• [STORED DATA]:
——————
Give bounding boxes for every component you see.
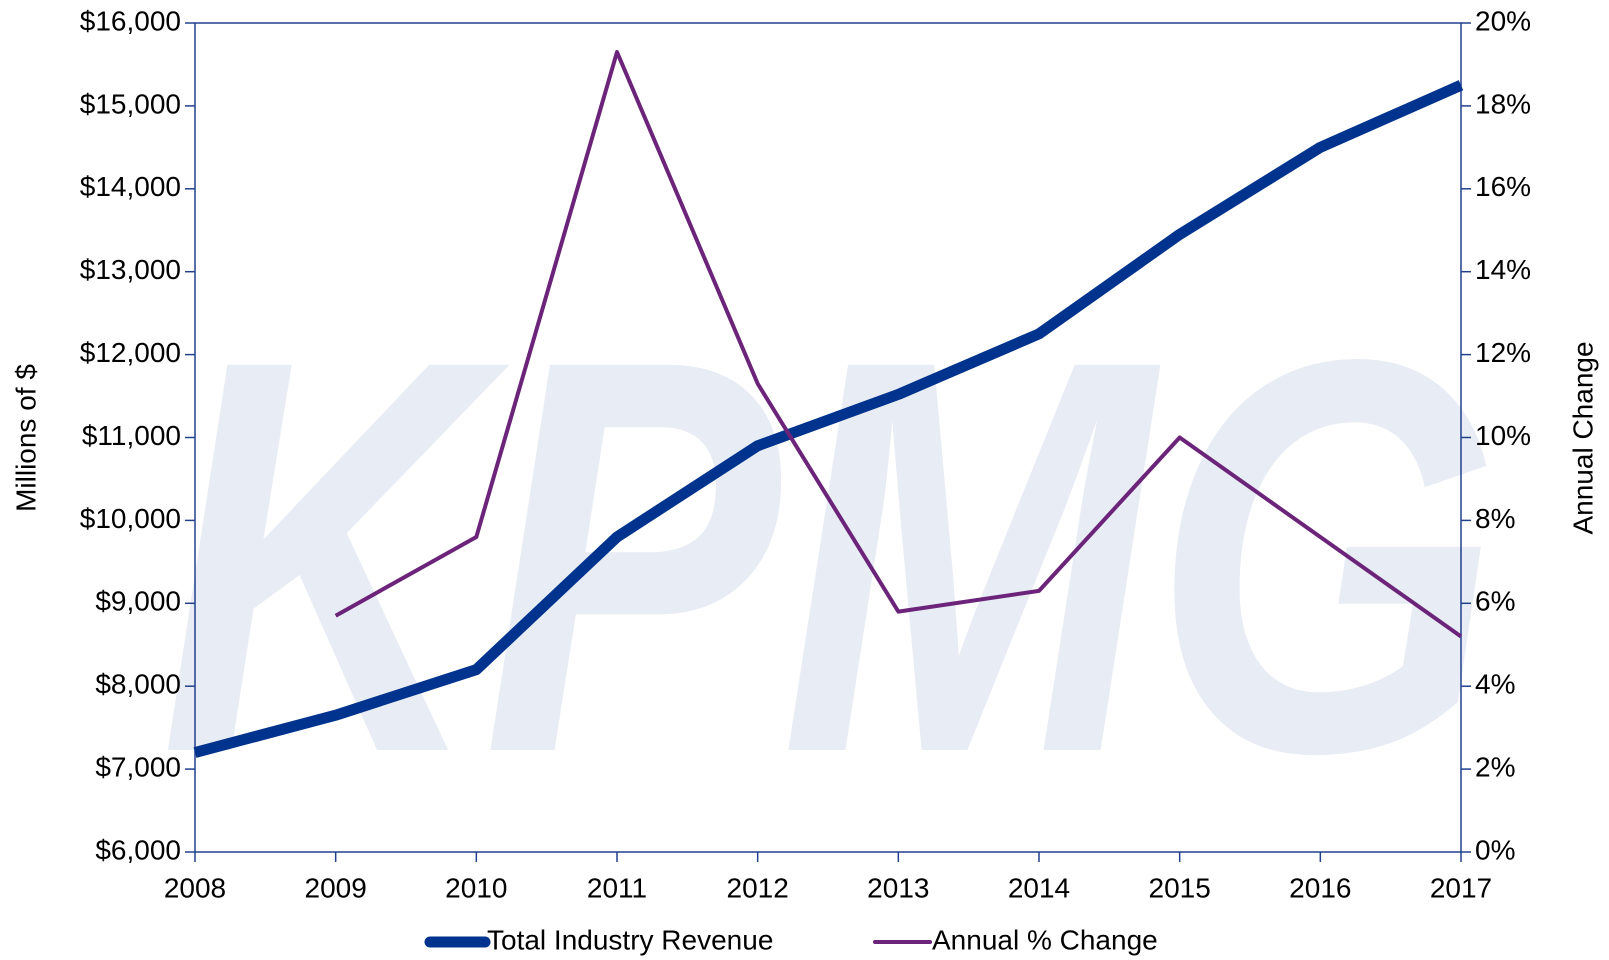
x-tick-label: 2014	[1008, 872, 1070, 903]
y2-tick-label: 0%	[1475, 834, 1515, 865]
y-tick-label: $10,000	[80, 503, 181, 534]
x-tick-label: 2017	[1430, 872, 1492, 903]
series-line	[193, 80, 1464, 758]
watermark: KPMG	[160, 243, 1500, 869]
y2-tick-label: 16%	[1475, 171, 1531, 202]
legend-label: Total Industry Revenue	[487, 924, 773, 955]
x-tick-label: 2015	[1149, 872, 1211, 903]
y2-tick-label: 18%	[1475, 88, 1531, 119]
y2-tick-label: 2%	[1475, 751, 1515, 782]
y-tick-label: $6,000	[95, 834, 181, 865]
y2-tick-label: 14%	[1475, 254, 1531, 285]
x-tick-label: 2011	[587, 872, 647, 903]
x-tick-label: 2009	[305, 872, 367, 903]
series-line	[334, 50, 1463, 639]
y-tick-label: $13,000	[80, 254, 181, 285]
y2-tick-label: 8%	[1475, 503, 1515, 534]
y2-axis-label: Annual Change	[1567, 341, 1598, 534]
y2-tick-label: 6%	[1475, 586, 1515, 617]
y2-tick-label: 12%	[1475, 337, 1531, 368]
x-tick-label: 2010	[445, 872, 507, 903]
y-tick-label: $14,000	[80, 171, 181, 202]
y-axis-label: Millions of $	[10, 364, 41, 512]
y-tick-label: $15,000	[80, 88, 181, 119]
y2-tick-label: 10%	[1475, 420, 1531, 451]
y-tick-label: $12,000	[80, 337, 181, 368]
y2-tick-label: 4%	[1475, 669, 1515, 700]
y-tick-label: $11,000	[82, 420, 181, 451]
y-tick-label: $7,000	[95, 751, 181, 782]
y2-tick-label: 20%	[1475, 5, 1531, 36]
x-tick-label: 2013	[867, 872, 929, 903]
y-tick-label: $9,000	[95, 586, 181, 617]
legend-label: Annual % Change	[932, 924, 1158, 955]
y-tick-label: $8,000	[95, 669, 181, 700]
y-tick-label: $16,000	[80, 5, 181, 36]
x-tick-label: 2016	[1289, 872, 1351, 903]
x-tick-label: 2008	[164, 872, 226, 903]
x-tick-label: 2012	[727, 872, 789, 903]
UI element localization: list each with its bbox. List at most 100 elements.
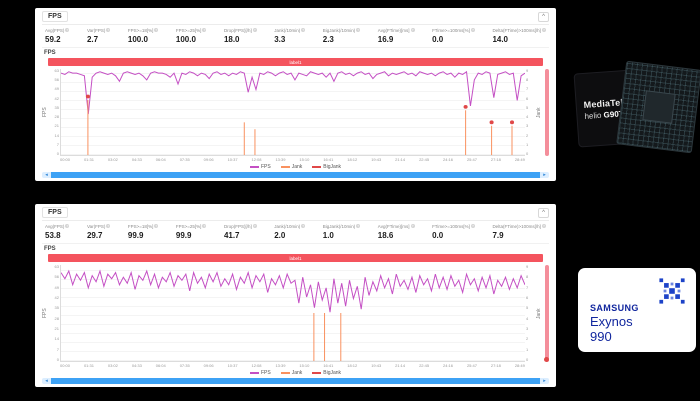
info-icon[interactable]: ? (410, 224, 415, 228)
stat-cell: Jank(/10min)? 3.3 (274, 28, 306, 44)
x-tick-label: 13:39 (275, 157, 286, 162)
info-icon[interactable]: ? (541, 28, 546, 32)
x-tick-label: 28:49 (514, 157, 525, 162)
y-tick-label: 14 (54, 336, 59, 342)
y-tick-label: 28 (54, 315, 59, 321)
info-icon[interactable]: ? (252, 28, 257, 32)
legend-item[interactable]: BigJank (312, 164, 341, 170)
info-icon[interactable]: ? (541, 224, 546, 228)
stat-label: Jank(/10min)? (274, 224, 306, 229)
stat-value: 99.9 (127, 231, 144, 240)
info-icon[interactable]: ? (154, 28, 159, 32)
legend-swatch (312, 372, 322, 374)
stat-label: FPS>=25[%]? (175, 28, 207, 33)
plot[interactable] (60, 265, 525, 362)
stat-value: 2.3 (322, 35, 334, 44)
scroll-right-icon[interactable]: ▸ (540, 172, 549, 178)
stat-label: FPS>=18[%]? (127, 28, 159, 33)
x-tick-label: 00:00 (60, 157, 71, 162)
x-tick-label: 21:14 (395, 363, 406, 368)
stat-cell: Drop(FPS)[/h]? 41.7 (224, 224, 257, 240)
fps-panel-exynos: FPS ^ Avg(FPS)? 53.8 Var(FPS)? 29.7 FPS>… (35, 204, 556, 387)
right-tick-label: 7 (526, 86, 529, 92)
info-icon[interactable]: ? (154, 224, 159, 228)
y-tick-label: 56 (54, 274, 59, 280)
marker-label: label1 (289, 59, 302, 65)
collapse-icon[interactable]: ^ (538, 11, 549, 22)
y-tick-label: 7 (56, 346, 59, 352)
stat-value: 0.0 (432, 231, 444, 240)
info-icon[interactable]: ? (106, 28, 111, 32)
info-icon[interactable]: ? (470, 28, 475, 32)
stat-value: 53.8 (45, 231, 61, 240)
info-icon[interactable]: ? (470, 224, 475, 228)
stat-cell: BigJank(/10min)? 1.0 (323, 224, 361, 240)
info-icon[interactable]: ? (65, 224, 70, 228)
stat-value: 100.0 (175, 35, 196, 44)
y-tick-label: 0 (56, 356, 59, 362)
right-tick-label: 5 (526, 305, 529, 311)
bigjank-dot (85, 94, 90, 99)
info-icon[interactable]: ? (252, 224, 257, 228)
stats-row: Avg(FPS)? 59.2 Var(FPS)? 2.7 FPS>=18[%]?… (42, 25, 549, 48)
info-icon[interactable]: ? (356, 224, 361, 228)
stat-cell: FPS>=25[%]? 99.9 (176, 224, 207, 240)
info-icon[interactable]: ? (356, 28, 361, 32)
vertical-scrollbar[interactable] (544, 265, 549, 362)
stat-label: Avg(FTime)[ms]? (377, 224, 415, 229)
stat-value: 14.0 (492, 35, 509, 44)
exynos-text-block: SAMSUNG Exynos 990 (590, 303, 639, 344)
legend-item[interactable]: BigJank (312, 370, 341, 376)
scroll-left-icon[interactable]: ◂ (42, 378, 51, 384)
info-icon[interactable]: ? (301, 28, 306, 32)
stat-label: Jank(/10min)? (274, 28, 306, 33)
info-icon[interactable]: ? (202, 28, 207, 32)
y-tick-label: 49 (54, 284, 59, 290)
x-tick-label: 24:16 (443, 157, 454, 162)
stat-value: 100.0 (127, 35, 148, 44)
legend-item[interactable]: Jank (280, 164, 302, 170)
info-icon[interactable]: ? (202, 224, 207, 228)
info-icon[interactable]: ? (65, 28, 70, 32)
right-axis: 9 8 7 6 5 4 3 2 1 0 (525, 69, 536, 156)
x-tick-label: 25:47 (466, 157, 477, 162)
right-tick-label: 4 (526, 114, 529, 120)
y-tick-label: 49 (54, 86, 59, 92)
collapse-icon[interactable]: ^ (538, 207, 549, 218)
right-tick-label: 3 (526, 123, 529, 129)
plot[interactable] (60, 69, 525, 156)
legend-item[interactable]: FPS (249, 370, 271, 376)
y-tick-label: 42 (54, 294, 59, 300)
info-icon[interactable]: ? (301, 224, 306, 228)
scroll-left-icon[interactable]: ◂ (42, 172, 51, 178)
mediatek-chip-back-face (616, 60, 700, 154)
panel-header: FPS ^ (42, 207, 549, 221)
legend-item[interactable]: FPS (249, 164, 271, 170)
right-tick-label: 1 (526, 141, 529, 147)
info-icon[interactable]: ? (106, 224, 111, 228)
info-icon[interactable]: ? (410, 28, 415, 32)
legend: FPS Jank BigJank (42, 164, 549, 170)
y-tick-label: 63 (54, 68, 59, 73)
x-tick-label: 13:39 (275, 363, 286, 368)
scrollbar-thumb[interactable] (51, 172, 540, 178)
stat-label: FTime>=100ms[%]? (432, 224, 475, 229)
horizontal-scrollbar[interactable]: ◂ ▸ (42, 378, 549, 384)
scroll-right-icon[interactable]: ▸ (540, 378, 549, 384)
right-axis-title: Jank (536, 107, 542, 118)
y-tick-label: 7 (56, 141, 59, 147)
x-tick-label: 16:41 (323, 363, 334, 368)
scrollbar-thumb[interactable] (51, 378, 540, 384)
y-tick-label: 14 (54, 132, 59, 138)
horizontal-scrollbar[interactable]: ◂ ▸ (42, 172, 549, 178)
legend-item[interactable]: Jank (280, 370, 302, 376)
exynos-logo-card: SAMSUNG Exynos 990 (578, 268, 696, 352)
x-tick-label: 01:31 (83, 363, 94, 368)
right-tick-label: 1 (526, 346, 529, 352)
stat-cell: Var(FPS)? 29.7 (87, 224, 111, 240)
vertical-scrollbar[interactable] (545, 69, 549, 156)
stat-label: Avg(FTime)[ms]? (377, 28, 415, 33)
right-tick-label: 3 (526, 325, 529, 331)
stat-cell: FPS>=18[%]? 100.0 (128, 28, 159, 44)
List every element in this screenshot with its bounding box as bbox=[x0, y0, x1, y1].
——————
• [SHORT TASK]: Copy the rows word for word, from the line with "info-icon[interactable]: ? (410, 224, 415, 228)" to the line with "bigjank-dot (85, 94, 90, 99)", including both of those lines.

• [ANSWER TO THE PROBLEM]:
info-icon[interactable]: ? (410, 224, 415, 228)
stat-cell: Jank(/10min)? 3.3 (274, 28, 306, 44)
x-tick-label: 13:39 (275, 157, 286, 162)
info-icon[interactable]: ? (541, 28, 546, 32)
x-tick-label: 28:49 (514, 157, 525, 162)
y-tick-label: 14 (54, 336, 59, 342)
y-tick-label: 28 (54, 315, 59, 321)
info-icon[interactable]: ? (252, 28, 257, 32)
legend-item[interactable]: BigJank (312, 164, 341, 170)
info-icon[interactable]: ? (541, 224, 546, 228)
stat-label: Jank(/10min)? (274, 224, 306, 229)
stat-value: 99.9 (127, 231, 144, 240)
info-icon[interactable]: ? (154, 28, 159, 32)
legend-swatch (312, 372, 322, 374)
stat-label: FPS>=25[%]? (175, 28, 207, 33)
plot[interactable] (60, 265, 525, 362)
stat-value: 2.3 (322, 35, 334, 44)
scroll-right-icon[interactable]: ▸ (540, 172, 549, 178)
stat-label: FPS>=18[%]? (127, 28, 159, 33)
x-tick-label: 00:00 (60, 157, 71, 162)
x-tick-label: 21:14 (395, 363, 406, 368)
stat-cell: Drop(FPS)[/h]? 41.7 (224, 224, 257, 240)
fps-panel-exynos: FPS ^ Avg(FPS)? 53.8 Var(FPS)? 29.7 FPS>… (35, 204, 556, 387)
right-tick-label: 7 (526, 86, 529, 92)
info-icon[interactable]: ? (154, 224, 159, 228)
y-tick-label: 56 (54, 274, 59, 280)
marker-label: label1 (289, 59, 302, 65)
collapse-icon[interactable]: ^ (538, 11, 549, 22)
y-tick-label: 7 (56, 346, 59, 352)
stat-value: 0.0 (432, 231, 444, 240)
info-icon[interactable]: ? (106, 28, 111, 32)
info-icon[interactable]: ? (470, 28, 475, 32)
stat-value: 53.8 (45, 231, 61, 240)
info-icon[interactable]: ? (470, 224, 475, 228)
stat-cell: BigJank(/10min)? 1.0 (323, 224, 361, 240)
info-icon[interactable]: ? (65, 224, 70, 228)
stat-value: 100.0 (175, 35, 196, 44)
y-tick-label: 0 (56, 356, 59, 362)
right-tick-label: 5 (526, 305, 529, 311)
bigjank-dot (85, 94, 90, 99)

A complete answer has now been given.